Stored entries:
------

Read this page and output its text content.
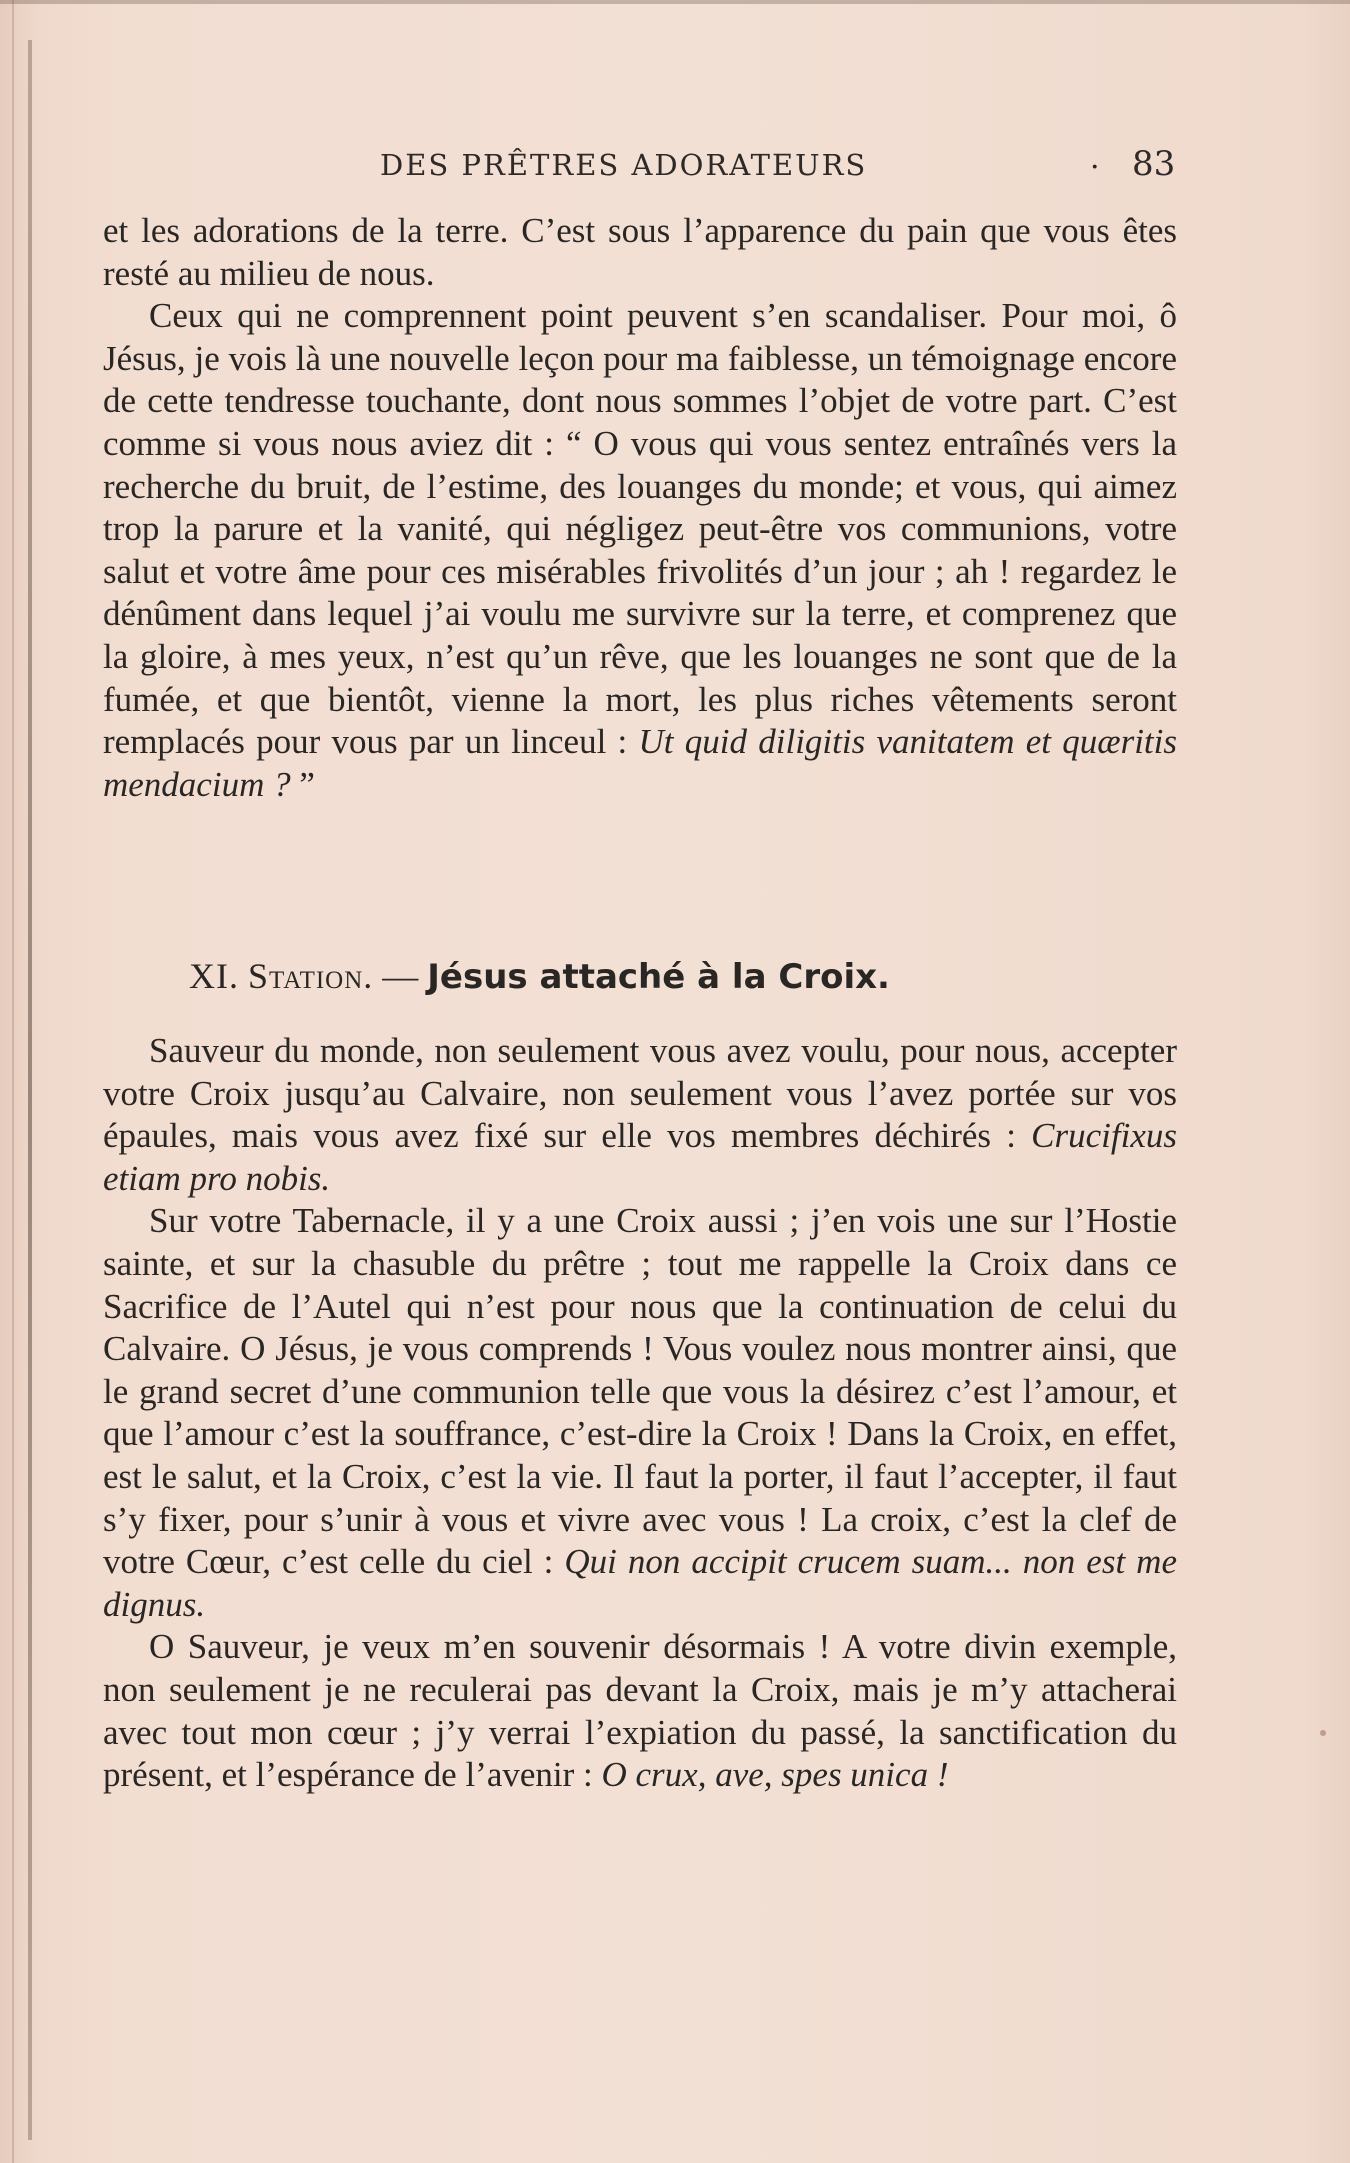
DES PRÊTRES ADORATEURS	· 83

et les adorations de la terre. C’est sous l’apparence du pain que vous êtes resté au milieu de nous.

Ceux qui ne comprennent point peuvent s’en scandaliser. Pour moi, ô Jésus, je vois là une nouvelle leçon pour ma faiblesse, un témoignage encore de cette tendresse touchante, dont nous sommes l’objet de votre part. C’est comme si vous nous aviez dit : “ O vous qui vous sentez entraînés vers la recherche du bruit, de l’estime, des louanges du monde; et vous, qui aimez trop la parure et la vanité, qui négligez peut-être vos communions, votre salut et votre âme pour ces misérables frivolités d’un jour ; ah ! regardez le dénûment dans lequel j’ai voulu me survivre sur la terre, et comprenez que la gloire, à mes yeux, n’est qu’un rêve, que les louanges ne sont que de la fumée, et que bientôt, vienne la mort, les plus riches vêtements seront remplacés pour vous par un linceul : Ut quid diligitis vanitatem et quæritis mendacium ? ”

XI. Station. — Jésus attaché à la Croix.

Sauveur du monde, non seulement vous avez voulu, pour nous, accepter votre Croix jusqu’au Calvaire, non seulement vous l’avez portée sur vos épaules, mais vous avez fixé sur elle vos membres déchirés : Crucifixus etiam pro nobis.

Sur votre Tabernacle, il y a une Croix aussi ; j’en vois une sur l’Hostie sainte, et sur la chasuble du prêtre ; tout me rappelle la Croix dans ce Sacrifice de l’Autel qui n’est pour nous que la continuation de celui du Calvaire. O Jésus, je vous comprends ! Vous voulez nous montrer ainsi, que le grand secret d’une communion telle que vous la désirez c’est l’amour, et que l’amour c’est la souffrance, c’est-dire la Croix ! Dans la Croix, en effet, est le salut, et la Croix, c’est la vie. Il faut la porter, il faut l’accepter, il faut s’y fixer, pour s’unir à vous et vivre avec vous ! La croix, c’est la clef de votre Cœur, c’est celle du ciel : Qui non accipit crucem suam... non est me dignus.

O Sauveur, je veux m’en souvenir désormais ! A votre divin exemple, non seulement je ne reculerai pas devant la Croix, mais je m’y attacherai avec tout mon cœur ; j’y verrai l’expiation du passé, la sanctification du présent, et l’espérance de l’avenir : O crux, ave, spes unica !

------

SET PROBLEM >>
Leave out all pictures, then copy the remaining material exactly.

TASK OUTPUT >>
Read this page and output its text content.
DES PRÊTRES ADORATEURS	· 83

et les adorations de la terre. C’est sous l’apparence du pain que vous êtes resté au milieu de nous.

Ceux qui ne comprennent point peuvent s’en scandaliser. Pour moi, ô Jésus, je vois là une nouvelle leçon pour ma faiblesse, un témoignage encore de cette tendresse touchante, dont nous sommes l’objet de votre part. C’est comme si vous nous aviez dit : “ O vous qui vous sentez entraînés vers la recherche du bruit, de l’estime, des louanges du monde; et vous, qui aimez trop la parure et la vanité, qui négligez peut-être vos communions, votre salut et votre âme pour ces misérables frivolités d’un jour ; ah ! regardez le dénûment dans lequel j’ai voulu me survivre sur la terre, et comprenez que la gloire, à mes yeux, n’est qu’un rêve, que les louanges ne sont que de la fumée, et que bientôt, vienne la mort, les plus riches vêtements seront remplacés pour vous par un linceul : Ut quid diligitis vanitatem et quæritis mendacium ? ”

XI. Station. — Jésus attaché à la Croix.

Sauveur du monde, non seulement vous avez voulu, pour nous, accepter votre Croix jusqu’au Calvaire, non seulement vous l’avez portée sur vos épaules, mais vous avez fixé sur elle vos membres déchirés : Crucifixus etiam pro nobis.

Sur votre Tabernacle, il y a une Croix aussi ; j’en vois une sur l’Hostie sainte, et sur la chasuble du prêtre ; tout me rappelle la Croix dans ce Sacrifice de l’Autel qui n’est pour nous que la continuation de celui du Calvaire. O Jésus, je vous comprends ! Vous voulez nous montrer ainsi, que le grand secret d’une communion telle que vous la désirez c’est l’amour, et que l’amour c’est la souffrance, c’est-dire la Croix ! Dans la Croix, en effet, est le salut, et la Croix, c’est la vie. Il faut la porter, il faut l’accepter, il faut s’y fixer, pour s’unir à vous et vivre avec vous ! La croix, c’est la clef de votre Cœur, c’est celle du ciel : Qui non accipit crucem suam... non est me dignus.

O Sauveur, je veux m’en souvenir désormais ! A votre divin exemple, non seulement je ne reculerai pas devant la Croix, mais je m’y attacherai avec tout mon cœur ; j’y verrai l’expiation du passé, la sanctification du présent, et l’espérance de l’avenir : O crux, ave, spes unica !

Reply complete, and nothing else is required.